- _WHAT TO DO_
List all lines of the data containing the word "beige".

- _RECORDS FOR THIS EXERCISE_
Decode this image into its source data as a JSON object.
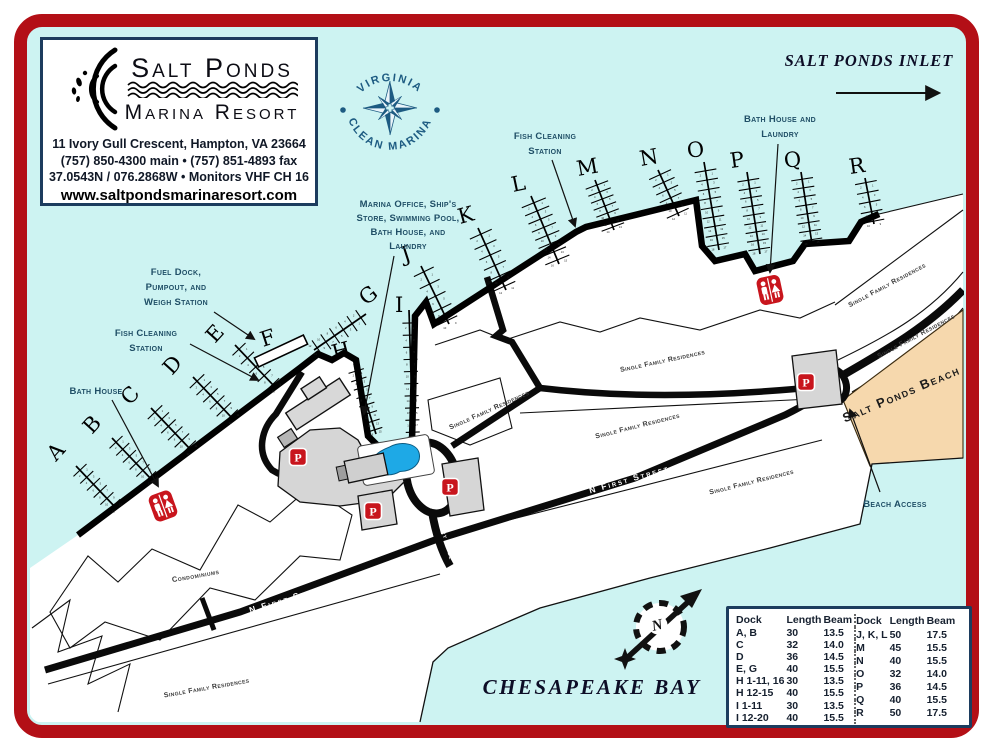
{
  "colors": {
    "frame_red": "#b30f16",
    "navy_border": "#1c3c5e",
    "water": "#cdf3f2",
    "label_blue": "#1f4e66",
    "beach_tan": "#f6d8ad",
    "clean_marina_blue": "#1d5b82",
    "icon_red": "#c8151d",
    "pool_blue": "#1ea9e6"
  },
  "logo_box": {
    "name_line1": "Salt Ponds",
    "name_line2": "Marina Resort",
    "address": "11 Ivory Gull Crescent, Hampton, VA  23664",
    "phone": "(757) 850-4300 main • (757) 851-4893 fax",
    "coordinates": "37.0543N / 076.2868W • Monitors VHF CH 16",
    "website": "www.saltpondsmarinaresort.com"
  },
  "clean_marina": {
    "arc_top": "VIRGINIA",
    "arc_bottom": "CLEAN MARINA"
  },
  "sea_labels": {
    "inlet": "SALT PONDS INLET",
    "bay": "CHESAPEAKE BAY",
    "compass_north": "N"
  },
  "annotations": {
    "fish_cleaning_line1": "Fish Cleaning",
    "fish_cleaning_line2": "Station",
    "bath_laundry_line1": "Bath House and",
    "bath_laundry_line2": "Laundry",
    "marina_office_line1": "Marina Office, Ship's",
    "marina_office_line2": "Store, Swimming Pool,",
    "marina_office_line3": "Bath House, and",
    "marina_office_line4": "Laundry",
    "fuel_line1": "Fuel Dock,",
    "fuel_line2": "Pumpout, and",
    "fuel_line3": "Weigh Station",
    "bath_house": "Bath House",
    "beach_access": "Beach Access"
  },
  "area_labels": {
    "beach": "Salt Ponds Beach",
    "condominiums": "Condominiums",
    "single_family": "Single Family Residences",
    "n_first_street": "N First Street",
    "ivory_gull": "Ivory Gull"
  },
  "icons": {
    "parking_label": "P"
  },
  "docks": [
    {
      "id": "A",
      "slips": 12
    },
    {
      "id": "B",
      "slips": 12
    },
    {
      "id": "C",
      "slips": 12
    },
    {
      "id": "D",
      "slips": 12
    },
    {
      "id": "E",
      "slips": 10
    },
    {
      "id": "F",
      "slips": 0
    },
    {
      "id": "G",
      "slips": 12
    },
    {
      "id": "H",
      "slips": 16
    },
    {
      "id": "I",
      "slips": 20
    },
    {
      "id": "J",
      "slips": 10
    },
    {
      "id": "K",
      "slips": 12
    },
    {
      "id": "L",
      "slips": 16
    },
    {
      "id": "M",
      "slips": 14
    },
    {
      "id": "N",
      "slips": 12
    },
    {
      "id": "O",
      "slips": 18
    },
    {
      "id": "P",
      "slips": 18
    },
    {
      "id": "Q",
      "slips": 16
    },
    {
      "id": "R",
      "slips": 10
    }
  ],
  "slip_table": {
    "headers": [
      "Dock",
      "Length",
      "Beam"
    ],
    "left_rows": [
      [
        "A, B",
        "30",
        "13.5"
      ],
      [
        "C",
        "32",
        "14.0"
      ],
      [
        "D",
        "36",
        "14.5"
      ],
      [
        "E, G",
        "40",
        "15.5"
      ],
      [
        "H 1-11, 16",
        "30",
        "13.5"
      ],
      [
        "H 12-15",
        "40",
        "15.5"
      ],
      [
        "I 1-11",
        "30",
        "13.5"
      ],
      [
        "I 12-20",
        "40",
        "15.5"
      ]
    ],
    "right_rows": [
      [
        "J, K, L",
        "50",
        "17.5"
      ],
      [
        "M",
        "45",
        "15.5"
      ],
      [
        "N",
        "40",
        "15.5"
      ],
      [
        "O",
        "32",
        "14.0"
      ],
      [
        "P",
        "36",
        "14.5"
      ],
      [
        "Q",
        "40",
        "15.5"
      ],
      [
        "R",
        "50",
        "17.5"
      ]
    ]
  }
}
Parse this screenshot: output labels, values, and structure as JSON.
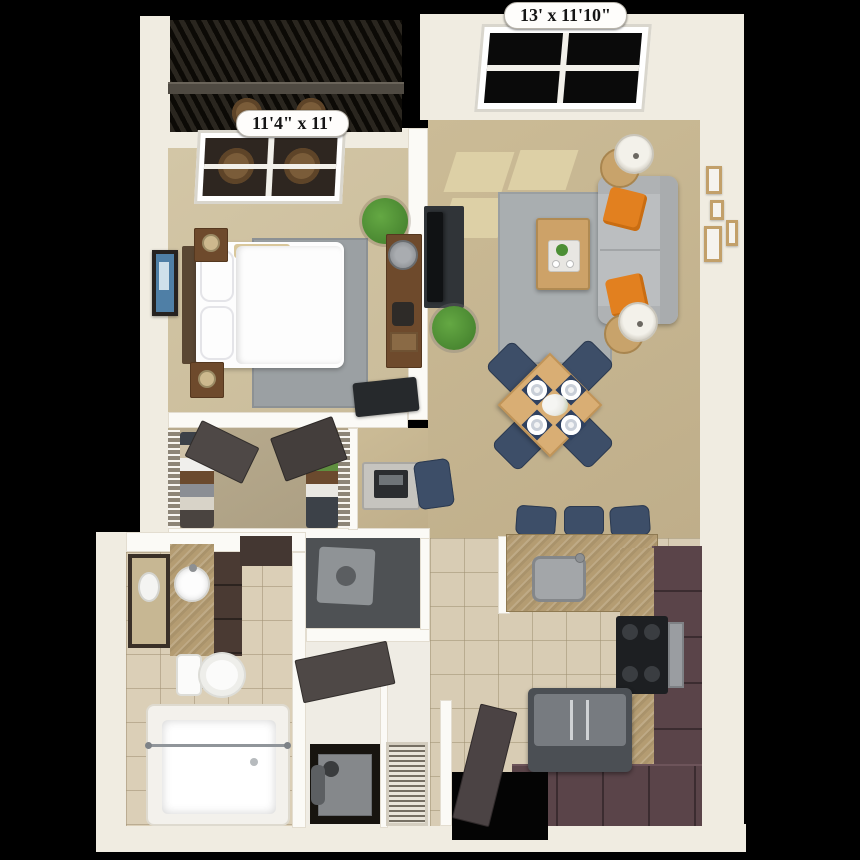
{
  "title": "Apartment 3D floor plan (top view)",
  "background_color": "#000000",
  "labels": {
    "living": "13' x 11'10\"",
    "bedroom": "11'4\" x 11'"
  },
  "palette": {
    "wall_outer": "#f0ece1",
    "wall_inner": "#fbfaf6",
    "carpet_bedroom": "#cfc2a2",
    "carpet_living": "#c5b491",
    "carpet_closet": "#b5a88b",
    "tile_floor": "#d8ccb4",
    "rug_gray": "#9ba0a3",
    "sofa_gray": "#bbbec0",
    "pillow_orange": "#e2801f",
    "chair_navy": "#3d4e68",
    "nightstand_wood": "#6e4a2c",
    "dining_table_wood": "#d9ae74",
    "cabinet_maroon": "#5a4449",
    "countertop_tan": "#b49c72",
    "appliance_gray": "#4b4f54",
    "door_dark": "#4e4846",
    "balcony_dark": "#0c0a06",
    "plant_green": "#4c8f35"
  },
  "rooms": [
    {
      "name": "Bedroom",
      "dimensions": "11'4\" x 11'",
      "furniture": [
        "queen bed with two pillows",
        "headboard",
        "nightstand with lamp (x2)",
        "gray area rug",
        "wall art",
        "dresser with lamp",
        "potted plant",
        "tv"
      ]
    },
    {
      "name": "Living Room",
      "dimensions": "13' x 11'10\"",
      "furniture": [
        "gray sofa with 2 orange pillows",
        "round side table with lamp (x2)",
        "wood coffee table with tray",
        "gray area rug",
        "tv on media console",
        "potted plant",
        "gallery of 4 wall frames",
        "sunlight patches on floor",
        "window"
      ]
    },
    {
      "name": "Dining Area",
      "furniture": [
        "square wood table (diamond orientation)",
        "navy dining chair (x4)",
        "place setting with plate and navy mat (x4)",
        "white flower centerpiece"
      ]
    },
    {
      "name": "Kitchen",
      "furniture": [
        "peninsula counter with stainless sink",
        "navy bar stool (x3)",
        "black cooktop range with oven",
        "french-door refrigerator",
        "L-shaped dark cabinets"
      ]
    },
    {
      "name": "Walk-in Closet",
      "furniture": [
        "wire shelving with hanging clothes (both sides)",
        "dark double doors"
      ]
    },
    {
      "name": "Desk Nook",
      "furniture": [
        "desk with laptop",
        "navy task chair"
      ]
    },
    {
      "name": "Bathroom",
      "furniture": [
        "vanity with round white sink",
        "framed mirror",
        "dark cabinets",
        "toilet",
        "bathtub with shower rod"
      ]
    },
    {
      "name": "Laundry / Utility",
      "furniture": [
        "washer closet",
        "water heater with pipe",
        "louvered closet door",
        "bathroom door (open)"
      ]
    },
    {
      "name": "Balcony",
      "furniture": [
        "dark metal railing",
        "wicker chair (x2)"
      ]
    },
    {
      "name": "Entry",
      "furniture": [
        "entry door (ajar)",
        "doorway opening"
      ]
    }
  ]
}
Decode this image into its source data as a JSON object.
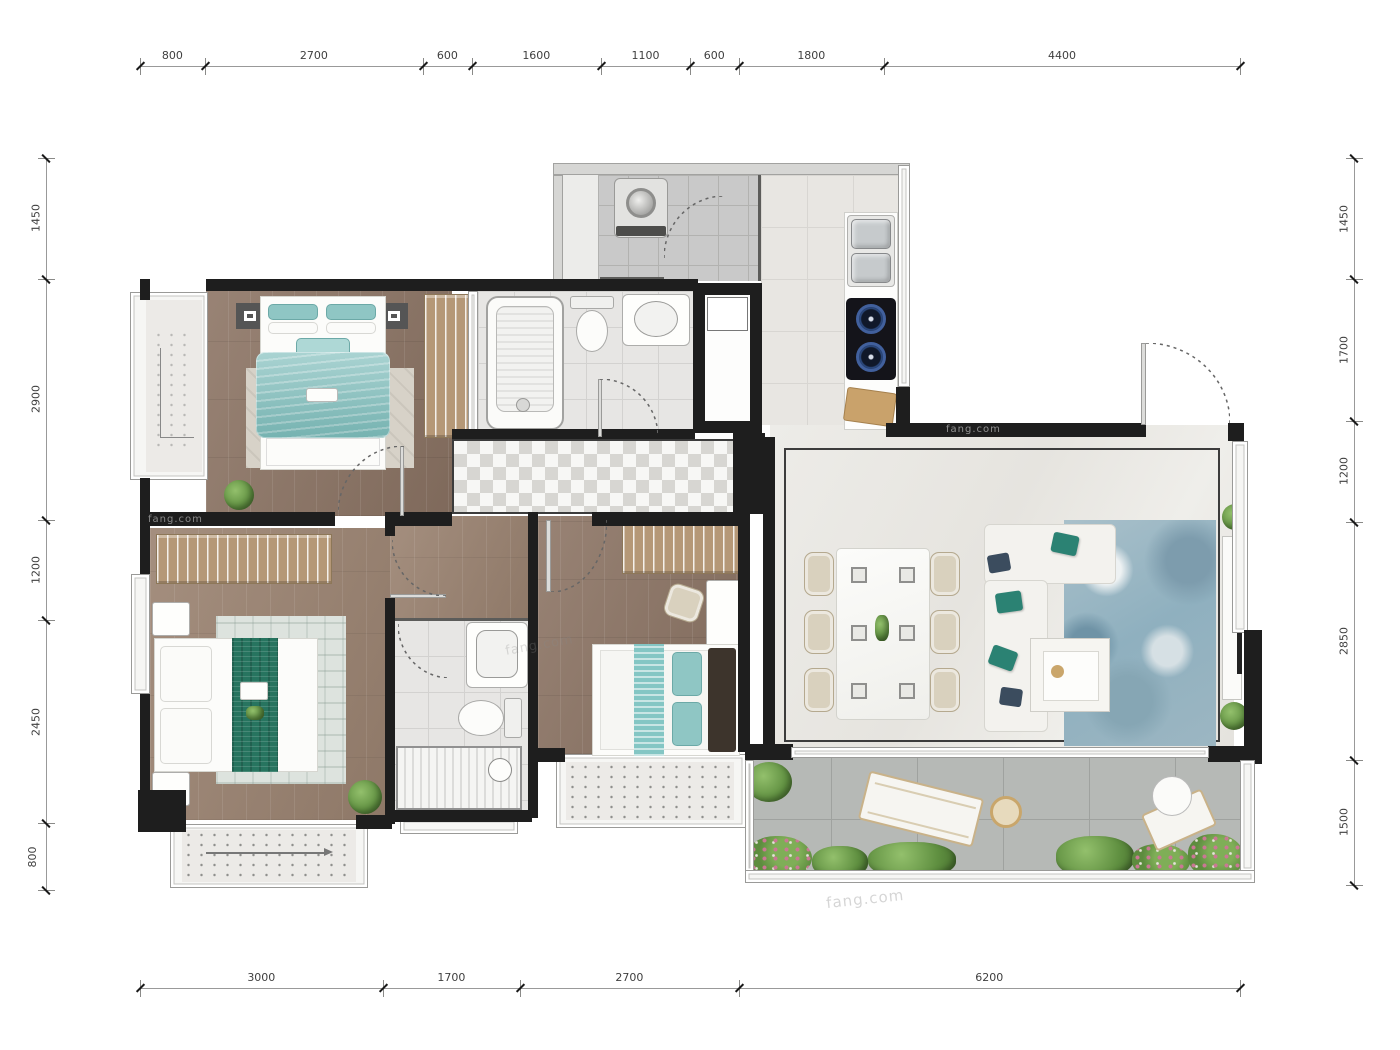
{
  "document": {
    "type": "apartment-floorplan"
  },
  "watermark": "fang.com",
  "dimensions": {
    "top": [
      "800",
      "2700",
      "600",
      "1600",
      "1100",
      "600",
      "1800",
      "4400"
    ],
    "bottom": [
      "3000",
      "1700",
      "2700",
      "6200"
    ],
    "left": [
      "1450",
      "2900",
      "1200",
      "2450",
      "800"
    ],
    "right": [
      "1450",
      "1700",
      "1200",
      "2850",
      "1500"
    ]
  },
  "colors": {
    "wall": "#1e1e1e",
    "wood-a": "#8d7565",
    "wood-b": "#9a8270",
    "tile": "#e7e6e4",
    "gray-tile": "#c9c9c9",
    "marble": "#eceae7",
    "living-floor": "#e9e7e2",
    "balcony-floor": "#b6b9b6",
    "teal-bedding": "#7cbcba",
    "teal-dark": "#27745f",
    "wardrobe-tan": "#b59877",
    "rug-beige": "#d7d2c8",
    "rug-blue": "#9db8c4",
    "chair-beige": "#d9d1be",
    "plant-green": "#5f8f40",
    "flower-pink": "#cb7795",
    "dim-text": "#3f3f3f"
  }
}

- _FINISHED ANSWER_
    "rug-beige": "#d7d2c8",
    "chair-beige": "#d9d1be",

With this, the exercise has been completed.